● **Saved data entries**
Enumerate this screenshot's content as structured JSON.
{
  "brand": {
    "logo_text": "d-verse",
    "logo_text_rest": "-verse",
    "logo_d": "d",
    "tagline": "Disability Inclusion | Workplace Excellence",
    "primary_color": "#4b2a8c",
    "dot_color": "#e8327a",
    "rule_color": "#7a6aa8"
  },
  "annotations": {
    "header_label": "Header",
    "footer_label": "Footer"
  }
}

● **Requirements**
Reproduce the listing shown above in its entirety, exactly.

● **Output**
Enumerate this screenshot's content as structured JSON.
{
  "brand": {
    "logo_text": "d-verse",
    "logo_text_rest": "-verse",
    "logo_d": "d",
    "tagline": "Disability Inclusion | Workplace Excellence",
    "primary_color": "#4b2a8c",
    "dot_color": "#e8327a",
    "rule_color": "#7a6aa8"
  },
  "annotations": {
    "header_label": "Header",
    "footer_label": "Footer"
  }
}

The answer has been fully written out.